- TASK TO COMPLETE: Find the lines containing the word "xlabel" and copy every one of them.

[Entries from a dataset]
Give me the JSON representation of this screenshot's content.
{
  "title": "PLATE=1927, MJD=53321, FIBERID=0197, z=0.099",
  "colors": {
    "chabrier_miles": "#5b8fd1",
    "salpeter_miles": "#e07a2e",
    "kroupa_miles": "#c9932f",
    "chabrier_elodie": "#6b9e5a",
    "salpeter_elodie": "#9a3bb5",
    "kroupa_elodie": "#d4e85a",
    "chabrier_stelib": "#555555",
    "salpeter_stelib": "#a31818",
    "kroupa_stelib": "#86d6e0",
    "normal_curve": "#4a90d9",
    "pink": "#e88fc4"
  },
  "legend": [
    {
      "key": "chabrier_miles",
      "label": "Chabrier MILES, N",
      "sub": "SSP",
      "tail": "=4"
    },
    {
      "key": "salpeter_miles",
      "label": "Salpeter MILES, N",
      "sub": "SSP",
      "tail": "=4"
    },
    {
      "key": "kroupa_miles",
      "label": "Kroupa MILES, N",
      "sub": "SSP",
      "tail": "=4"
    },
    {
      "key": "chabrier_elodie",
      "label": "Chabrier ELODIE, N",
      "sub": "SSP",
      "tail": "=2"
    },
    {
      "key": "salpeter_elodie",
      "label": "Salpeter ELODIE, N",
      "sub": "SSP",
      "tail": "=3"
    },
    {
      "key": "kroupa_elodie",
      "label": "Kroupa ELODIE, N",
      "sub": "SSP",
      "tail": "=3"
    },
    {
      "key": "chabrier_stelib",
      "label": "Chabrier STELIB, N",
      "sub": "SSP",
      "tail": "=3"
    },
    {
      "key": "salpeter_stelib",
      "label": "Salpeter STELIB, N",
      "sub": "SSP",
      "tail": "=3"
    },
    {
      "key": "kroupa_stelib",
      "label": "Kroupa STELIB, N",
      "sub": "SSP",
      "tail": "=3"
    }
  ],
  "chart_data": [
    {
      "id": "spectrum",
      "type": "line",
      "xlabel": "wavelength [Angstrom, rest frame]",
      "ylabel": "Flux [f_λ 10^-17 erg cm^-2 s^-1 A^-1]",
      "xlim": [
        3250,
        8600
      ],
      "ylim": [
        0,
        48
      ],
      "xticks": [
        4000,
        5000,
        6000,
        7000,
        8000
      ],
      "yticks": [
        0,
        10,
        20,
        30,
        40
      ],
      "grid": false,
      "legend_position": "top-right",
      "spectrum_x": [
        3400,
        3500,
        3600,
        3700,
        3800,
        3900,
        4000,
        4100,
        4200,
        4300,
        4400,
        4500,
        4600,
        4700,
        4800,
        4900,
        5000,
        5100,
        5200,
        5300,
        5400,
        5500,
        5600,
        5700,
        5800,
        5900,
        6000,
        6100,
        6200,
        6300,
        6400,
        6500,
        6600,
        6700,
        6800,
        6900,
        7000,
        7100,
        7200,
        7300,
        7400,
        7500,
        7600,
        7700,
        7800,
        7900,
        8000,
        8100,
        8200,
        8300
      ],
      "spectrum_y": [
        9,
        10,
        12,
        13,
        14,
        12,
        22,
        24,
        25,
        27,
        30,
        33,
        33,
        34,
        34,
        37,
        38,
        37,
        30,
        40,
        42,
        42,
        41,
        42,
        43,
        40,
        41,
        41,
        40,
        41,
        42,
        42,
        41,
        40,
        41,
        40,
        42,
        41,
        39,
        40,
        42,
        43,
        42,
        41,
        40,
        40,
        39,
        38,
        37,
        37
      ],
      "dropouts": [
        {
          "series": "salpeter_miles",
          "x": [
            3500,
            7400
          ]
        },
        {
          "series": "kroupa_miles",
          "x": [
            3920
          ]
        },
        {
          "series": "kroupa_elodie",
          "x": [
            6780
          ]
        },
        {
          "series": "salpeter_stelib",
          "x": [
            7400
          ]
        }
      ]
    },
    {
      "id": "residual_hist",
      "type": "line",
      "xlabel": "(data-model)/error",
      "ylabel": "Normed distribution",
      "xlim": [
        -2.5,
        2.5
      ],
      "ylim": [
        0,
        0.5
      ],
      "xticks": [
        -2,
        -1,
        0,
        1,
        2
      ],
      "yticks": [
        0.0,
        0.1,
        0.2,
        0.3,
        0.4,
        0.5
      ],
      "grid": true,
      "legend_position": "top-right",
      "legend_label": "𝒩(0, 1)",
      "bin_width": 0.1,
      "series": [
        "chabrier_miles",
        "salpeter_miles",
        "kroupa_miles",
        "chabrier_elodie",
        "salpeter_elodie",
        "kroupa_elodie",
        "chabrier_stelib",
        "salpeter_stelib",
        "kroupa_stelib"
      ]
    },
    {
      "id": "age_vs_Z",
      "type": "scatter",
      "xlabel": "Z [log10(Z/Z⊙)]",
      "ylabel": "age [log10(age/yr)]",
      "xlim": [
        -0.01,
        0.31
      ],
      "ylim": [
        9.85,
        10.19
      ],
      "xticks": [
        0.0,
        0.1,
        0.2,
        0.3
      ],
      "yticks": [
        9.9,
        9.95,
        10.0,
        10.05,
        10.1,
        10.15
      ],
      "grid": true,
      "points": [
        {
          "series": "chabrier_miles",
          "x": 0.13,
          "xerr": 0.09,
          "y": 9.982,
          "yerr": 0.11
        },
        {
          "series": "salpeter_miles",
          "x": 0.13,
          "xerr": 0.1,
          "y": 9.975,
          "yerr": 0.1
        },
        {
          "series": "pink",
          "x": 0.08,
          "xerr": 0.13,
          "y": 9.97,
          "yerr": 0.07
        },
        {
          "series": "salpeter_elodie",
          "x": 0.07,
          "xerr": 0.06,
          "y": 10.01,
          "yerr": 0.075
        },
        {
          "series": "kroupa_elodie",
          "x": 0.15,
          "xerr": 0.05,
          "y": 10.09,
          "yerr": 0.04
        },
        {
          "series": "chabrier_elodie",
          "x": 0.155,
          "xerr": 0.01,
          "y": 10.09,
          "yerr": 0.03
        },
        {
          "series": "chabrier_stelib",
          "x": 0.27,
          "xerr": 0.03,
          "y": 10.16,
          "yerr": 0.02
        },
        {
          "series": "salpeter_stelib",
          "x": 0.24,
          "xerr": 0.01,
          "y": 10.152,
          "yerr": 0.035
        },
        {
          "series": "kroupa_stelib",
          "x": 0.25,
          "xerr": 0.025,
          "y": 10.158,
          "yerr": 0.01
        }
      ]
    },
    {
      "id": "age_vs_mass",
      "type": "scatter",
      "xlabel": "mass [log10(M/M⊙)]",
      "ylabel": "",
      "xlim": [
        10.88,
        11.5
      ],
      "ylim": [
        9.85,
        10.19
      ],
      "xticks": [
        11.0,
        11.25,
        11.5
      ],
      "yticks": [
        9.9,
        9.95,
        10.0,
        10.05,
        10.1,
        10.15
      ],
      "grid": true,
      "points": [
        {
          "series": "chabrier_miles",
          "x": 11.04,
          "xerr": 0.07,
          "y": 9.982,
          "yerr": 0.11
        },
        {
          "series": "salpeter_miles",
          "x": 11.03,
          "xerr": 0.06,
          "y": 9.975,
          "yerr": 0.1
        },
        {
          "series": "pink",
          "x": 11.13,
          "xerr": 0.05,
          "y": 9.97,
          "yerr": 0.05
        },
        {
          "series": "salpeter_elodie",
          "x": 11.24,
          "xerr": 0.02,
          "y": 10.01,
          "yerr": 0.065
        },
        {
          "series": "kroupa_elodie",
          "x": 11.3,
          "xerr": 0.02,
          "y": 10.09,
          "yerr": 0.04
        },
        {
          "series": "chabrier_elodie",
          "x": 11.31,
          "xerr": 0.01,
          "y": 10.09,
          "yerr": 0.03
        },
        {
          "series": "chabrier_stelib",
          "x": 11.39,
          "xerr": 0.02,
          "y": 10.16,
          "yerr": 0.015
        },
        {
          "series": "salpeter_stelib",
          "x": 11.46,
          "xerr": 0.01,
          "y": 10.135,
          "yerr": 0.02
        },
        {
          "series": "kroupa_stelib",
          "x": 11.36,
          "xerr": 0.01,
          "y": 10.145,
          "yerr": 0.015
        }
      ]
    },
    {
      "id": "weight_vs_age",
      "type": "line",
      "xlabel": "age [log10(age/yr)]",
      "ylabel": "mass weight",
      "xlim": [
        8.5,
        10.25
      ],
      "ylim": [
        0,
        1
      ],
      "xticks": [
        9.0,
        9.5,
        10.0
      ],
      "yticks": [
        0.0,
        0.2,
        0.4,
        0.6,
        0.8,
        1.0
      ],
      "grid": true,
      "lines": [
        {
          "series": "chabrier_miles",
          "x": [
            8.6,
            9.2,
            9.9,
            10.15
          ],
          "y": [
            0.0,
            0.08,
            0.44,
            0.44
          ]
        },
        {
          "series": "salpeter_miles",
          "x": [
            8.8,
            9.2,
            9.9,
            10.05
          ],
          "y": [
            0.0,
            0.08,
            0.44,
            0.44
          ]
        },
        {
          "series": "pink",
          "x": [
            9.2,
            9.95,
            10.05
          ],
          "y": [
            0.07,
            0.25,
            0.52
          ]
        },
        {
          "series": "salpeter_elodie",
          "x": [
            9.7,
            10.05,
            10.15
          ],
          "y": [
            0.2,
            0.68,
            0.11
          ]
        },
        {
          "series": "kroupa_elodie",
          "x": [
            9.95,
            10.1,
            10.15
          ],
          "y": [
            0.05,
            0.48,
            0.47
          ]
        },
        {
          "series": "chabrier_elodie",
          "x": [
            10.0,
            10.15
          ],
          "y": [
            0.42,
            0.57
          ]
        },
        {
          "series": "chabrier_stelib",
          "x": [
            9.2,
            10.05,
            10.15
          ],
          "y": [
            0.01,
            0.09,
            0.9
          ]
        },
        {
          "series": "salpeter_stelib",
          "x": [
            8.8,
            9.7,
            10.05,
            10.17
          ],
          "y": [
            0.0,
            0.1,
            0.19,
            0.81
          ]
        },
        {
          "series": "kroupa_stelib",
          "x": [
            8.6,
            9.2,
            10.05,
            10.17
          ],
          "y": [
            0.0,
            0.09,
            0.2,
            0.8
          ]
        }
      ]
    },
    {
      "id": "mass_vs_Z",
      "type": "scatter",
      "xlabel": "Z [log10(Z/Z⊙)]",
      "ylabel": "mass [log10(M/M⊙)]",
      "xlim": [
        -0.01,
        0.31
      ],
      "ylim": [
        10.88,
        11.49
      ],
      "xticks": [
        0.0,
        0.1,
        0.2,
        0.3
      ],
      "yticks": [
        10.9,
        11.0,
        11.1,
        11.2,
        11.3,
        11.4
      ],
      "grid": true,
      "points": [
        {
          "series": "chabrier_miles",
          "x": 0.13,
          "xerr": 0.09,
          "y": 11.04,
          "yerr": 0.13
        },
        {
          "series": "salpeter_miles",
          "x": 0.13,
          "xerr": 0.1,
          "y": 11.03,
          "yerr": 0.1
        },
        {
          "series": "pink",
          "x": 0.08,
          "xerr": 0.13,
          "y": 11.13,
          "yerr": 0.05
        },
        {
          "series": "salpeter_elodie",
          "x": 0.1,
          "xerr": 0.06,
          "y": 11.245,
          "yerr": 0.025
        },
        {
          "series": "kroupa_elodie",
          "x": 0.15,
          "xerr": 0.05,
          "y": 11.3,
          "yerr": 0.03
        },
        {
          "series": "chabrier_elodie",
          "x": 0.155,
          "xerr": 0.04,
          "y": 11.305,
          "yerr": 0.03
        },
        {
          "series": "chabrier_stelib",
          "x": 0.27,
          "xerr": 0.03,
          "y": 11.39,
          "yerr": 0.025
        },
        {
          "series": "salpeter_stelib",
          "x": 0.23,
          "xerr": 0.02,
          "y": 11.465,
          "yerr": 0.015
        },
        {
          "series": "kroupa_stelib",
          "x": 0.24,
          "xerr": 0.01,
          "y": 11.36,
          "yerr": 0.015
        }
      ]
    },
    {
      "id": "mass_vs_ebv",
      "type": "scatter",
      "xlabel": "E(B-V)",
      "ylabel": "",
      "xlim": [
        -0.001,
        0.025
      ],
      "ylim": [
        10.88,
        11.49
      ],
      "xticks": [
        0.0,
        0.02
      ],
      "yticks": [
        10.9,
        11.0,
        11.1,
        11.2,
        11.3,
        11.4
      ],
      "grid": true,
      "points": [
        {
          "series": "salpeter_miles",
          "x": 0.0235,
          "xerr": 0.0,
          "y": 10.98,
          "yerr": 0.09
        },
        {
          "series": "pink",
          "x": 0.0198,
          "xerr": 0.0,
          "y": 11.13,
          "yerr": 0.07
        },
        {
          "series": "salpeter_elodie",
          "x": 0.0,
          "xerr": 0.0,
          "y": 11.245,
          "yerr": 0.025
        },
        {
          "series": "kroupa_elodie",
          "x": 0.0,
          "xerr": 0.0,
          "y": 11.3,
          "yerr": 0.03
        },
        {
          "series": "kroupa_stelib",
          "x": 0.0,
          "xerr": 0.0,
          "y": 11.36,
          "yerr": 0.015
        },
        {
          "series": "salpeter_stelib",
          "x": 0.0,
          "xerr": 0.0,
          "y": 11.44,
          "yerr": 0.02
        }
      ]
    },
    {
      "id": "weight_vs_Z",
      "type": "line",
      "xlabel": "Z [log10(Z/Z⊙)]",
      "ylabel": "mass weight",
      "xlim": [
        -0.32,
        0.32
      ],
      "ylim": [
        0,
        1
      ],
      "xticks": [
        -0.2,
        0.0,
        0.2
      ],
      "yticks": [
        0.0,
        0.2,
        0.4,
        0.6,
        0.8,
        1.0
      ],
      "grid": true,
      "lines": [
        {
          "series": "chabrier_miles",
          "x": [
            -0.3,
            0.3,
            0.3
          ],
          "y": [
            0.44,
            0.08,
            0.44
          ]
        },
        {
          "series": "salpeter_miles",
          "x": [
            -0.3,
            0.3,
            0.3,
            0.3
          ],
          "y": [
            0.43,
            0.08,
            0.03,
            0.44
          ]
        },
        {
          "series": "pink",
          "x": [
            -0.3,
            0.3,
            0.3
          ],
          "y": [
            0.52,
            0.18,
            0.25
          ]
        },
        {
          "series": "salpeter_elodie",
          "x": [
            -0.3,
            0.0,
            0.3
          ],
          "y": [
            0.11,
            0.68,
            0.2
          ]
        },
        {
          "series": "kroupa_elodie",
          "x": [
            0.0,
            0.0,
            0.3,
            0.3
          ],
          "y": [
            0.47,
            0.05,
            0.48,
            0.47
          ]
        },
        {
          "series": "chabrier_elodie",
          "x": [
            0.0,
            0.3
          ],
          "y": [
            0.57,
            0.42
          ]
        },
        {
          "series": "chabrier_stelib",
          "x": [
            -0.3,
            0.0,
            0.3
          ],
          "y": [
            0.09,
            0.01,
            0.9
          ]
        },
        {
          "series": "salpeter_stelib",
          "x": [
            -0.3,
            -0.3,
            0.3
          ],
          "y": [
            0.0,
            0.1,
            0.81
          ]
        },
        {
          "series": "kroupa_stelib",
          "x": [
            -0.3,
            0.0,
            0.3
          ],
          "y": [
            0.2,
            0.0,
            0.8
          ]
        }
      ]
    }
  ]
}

- RESPONSE:
      "xlabel": "wavelength [Angstrom, rest frame]",
      "xlabel": "(data-model)/error",
      "xlabel": "Z [log10(Z/Z⊙)]",
      "xlabel": "mass [log10(M/M⊙)]",
      "xlabel": "age [log10(age/yr)]",
      "xlabel": "Z [log10(Z/Z⊙)]",
      "xlabel": "E(B-V)",
      "xlabel": "Z [log10(Z/Z⊙)]",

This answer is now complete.